[OBJECTIVE] Copy out all the entries word for word.

[MATERIALS PROVIDED]
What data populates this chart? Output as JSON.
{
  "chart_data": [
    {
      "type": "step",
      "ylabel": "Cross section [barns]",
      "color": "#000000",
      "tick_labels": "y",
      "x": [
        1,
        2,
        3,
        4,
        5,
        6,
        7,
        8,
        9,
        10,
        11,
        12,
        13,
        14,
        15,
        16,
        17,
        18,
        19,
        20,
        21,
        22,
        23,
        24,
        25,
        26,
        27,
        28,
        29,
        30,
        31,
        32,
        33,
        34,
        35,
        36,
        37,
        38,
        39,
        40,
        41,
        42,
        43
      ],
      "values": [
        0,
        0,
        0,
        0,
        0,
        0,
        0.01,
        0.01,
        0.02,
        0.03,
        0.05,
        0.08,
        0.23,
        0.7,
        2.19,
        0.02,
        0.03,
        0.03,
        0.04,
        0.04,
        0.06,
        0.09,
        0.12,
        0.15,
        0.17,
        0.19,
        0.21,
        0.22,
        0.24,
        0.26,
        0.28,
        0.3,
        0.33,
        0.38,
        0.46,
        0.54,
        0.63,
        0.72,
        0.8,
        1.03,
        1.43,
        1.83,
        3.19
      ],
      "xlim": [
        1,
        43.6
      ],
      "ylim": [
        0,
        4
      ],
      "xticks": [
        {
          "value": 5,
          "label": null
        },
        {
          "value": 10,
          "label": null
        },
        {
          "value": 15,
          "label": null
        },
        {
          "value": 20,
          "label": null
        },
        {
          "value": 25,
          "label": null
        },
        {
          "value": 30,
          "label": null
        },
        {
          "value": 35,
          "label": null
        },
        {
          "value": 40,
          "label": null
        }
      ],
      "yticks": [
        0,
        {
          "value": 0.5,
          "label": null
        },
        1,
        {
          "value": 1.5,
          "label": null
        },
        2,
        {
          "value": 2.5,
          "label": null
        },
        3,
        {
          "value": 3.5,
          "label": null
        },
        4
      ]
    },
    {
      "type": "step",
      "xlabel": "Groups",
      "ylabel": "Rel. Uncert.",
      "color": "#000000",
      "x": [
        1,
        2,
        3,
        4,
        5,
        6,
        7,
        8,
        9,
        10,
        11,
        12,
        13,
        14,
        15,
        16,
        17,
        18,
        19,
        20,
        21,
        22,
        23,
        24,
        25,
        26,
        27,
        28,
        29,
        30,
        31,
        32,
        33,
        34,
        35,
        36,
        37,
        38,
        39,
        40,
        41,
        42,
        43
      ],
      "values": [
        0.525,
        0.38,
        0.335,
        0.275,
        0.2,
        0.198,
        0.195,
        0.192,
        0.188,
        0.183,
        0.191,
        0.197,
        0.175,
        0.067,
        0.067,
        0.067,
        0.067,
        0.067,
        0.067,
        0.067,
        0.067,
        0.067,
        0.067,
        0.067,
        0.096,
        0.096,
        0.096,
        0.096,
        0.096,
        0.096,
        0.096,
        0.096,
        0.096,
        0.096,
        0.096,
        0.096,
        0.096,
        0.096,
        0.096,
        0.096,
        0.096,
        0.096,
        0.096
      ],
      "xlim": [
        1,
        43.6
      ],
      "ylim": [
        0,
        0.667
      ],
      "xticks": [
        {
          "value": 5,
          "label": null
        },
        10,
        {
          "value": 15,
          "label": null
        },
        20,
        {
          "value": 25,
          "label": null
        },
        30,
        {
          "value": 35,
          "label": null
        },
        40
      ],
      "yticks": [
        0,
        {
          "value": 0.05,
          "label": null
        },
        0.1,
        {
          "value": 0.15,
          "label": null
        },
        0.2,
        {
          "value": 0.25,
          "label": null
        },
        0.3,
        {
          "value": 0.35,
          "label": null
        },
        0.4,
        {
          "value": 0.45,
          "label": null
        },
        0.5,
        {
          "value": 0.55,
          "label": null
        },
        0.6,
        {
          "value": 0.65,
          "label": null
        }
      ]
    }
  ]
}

[CORRECT RESULT]
What data populates this chart? Output as JSON.
{
  "chart_data": [
    {
      "type": "step",
      "ylabel": "Cross section [barns]",
      "color": "#000000",
      "tick_labels": "y",
      "x": [
        1,
        2,
        3,
        4,
        5,
        6,
        7,
        8,
        9,
        10,
        11,
        12,
        13,
        14,
        15,
        16,
        17,
        18,
        19,
        20,
        21,
        22,
        23,
        24,
        25,
        26,
        27,
        28,
        29,
        30,
        31,
        32,
        33,
        34,
        35,
        36,
        37,
        38,
        39,
        40,
        41,
        42,
        43
      ],
      "values": [
        0,
        0,
        0,
        0,
        0,
        0,
        0.01,
        0.01,
        0.02,
        0.03,
        0.05,
        0.08,
        0.23,
        0.7,
        2.19,
        0.02,
        0.03,
        0.03,
        0.04,
        0.04,
        0.06,
        0.09,
        0.12,
        0.15,
        0.17,
        0.19,
        0.21,
        0.22,
        0.24,
        0.26,
        0.28,
        0.3,
        0.33,
        0.38,
        0.46,
        0.54,
        0.63,
        0.72,
        0.8,
        1.03,
        1.43,
        1.83,
        3.19
      ],
      "xlim": [
        1,
        43.6
      ],
      "ylim": [
        0,
        4
      ],
      "xticks": [
        {
          "value": 5,
          "label": null
        },
        {
          "value": 10,
          "label": null
        },
        {
          "value": 15,
          "label": null
        },
        {
          "value": 20,
          "label": null
        },
        {
          "value": 25,
          "label": null
        },
        {
          "value": 30,
          "label": null
        },
        {
          "value": 35,
          "label": null
        },
        {
          "value": 40,
          "label": null
        }
      ],
      "yticks": [
        0,
        {
          "value": 0.5,
          "label": null
        },
        1,
        {
          "value": 1.5,
          "label": null
        },
        2,
        {
          "value": 2.5,
          "label": null
        },
        3,
        {
          "value": 3.5,
          "label": null
        },
        4
      ]
    },
    {
      "type": "step",
      "xlabel": "Groups",
      "ylabel": "Rel. Uncert.",
      "color": "#000000",
      "x": [
        1,
        2,
        3,
        4,
        5,
        6,
        7,
        8,
        9,
        10,
        11,
        12,
        13,
        14,
        15,
        16,
        17,
        18,
        19,
        20,
        21,
        22,
        23,
        24,
        25,
        26,
        27,
        28,
        29,
        30,
        31,
        32,
        33,
        34,
        35,
        36,
        37,
        38,
        39,
        40,
        41,
        42,
        43
      ],
      "values": [
        0.525,
        0.38,
        0.335,
        0.275,
        0.2,
        0.198,
        0.195,
        0.192,
        0.188,
        0.183,
        0.191,
        0.197,
        0.175,
        0.067,
        0.067,
        0.067,
        0.067,
        0.067,
        0.067,
        0.067,
        0.067,
        0.067,
        0.067,
        0.067,
        0.096,
        0.096,
        0.096,
        0.096,
        0.096,
        0.096,
        0.096,
        0.096,
        0.096,
        0.096,
        0.096,
        0.096,
        0.096,
        0.096,
        0.096,
        0.096,
        0.096,
        0.096,
        0.096
      ],
      "xlim": [
        1,
        43.6
      ],
      "ylim": [
        0,
        0.667
      ],
      "xticks": [
        {
          "value": 5,
          "label": null
        },
        10,
        {
          "value": 15,
          "label": null
        },
        20,
        {
          "value": 25,
          "label": null
        },
        30,
        {
          "value": 35,
          "label": null
        },
        40
      ],
      "yticks": [
        0,
        {
          "value": 0.05,
          "label": null
        },
        0.1,
        {
          "value": 0.15,
          "label": null
        },
        0.2,
        {
          "value": 0.25,
          "label": null
        },
        0.3,
        {
          "value": 0.35,
          "label": null
        },
        0.4,
        {
          "value": 0.45,
          "label": null
        },
        0.5,
        {
          "value": 0.55,
          "label": null
        },
        0.6,
        {
          "value": 0.65,
          "label": null
        }
      ]
    }
  ]
}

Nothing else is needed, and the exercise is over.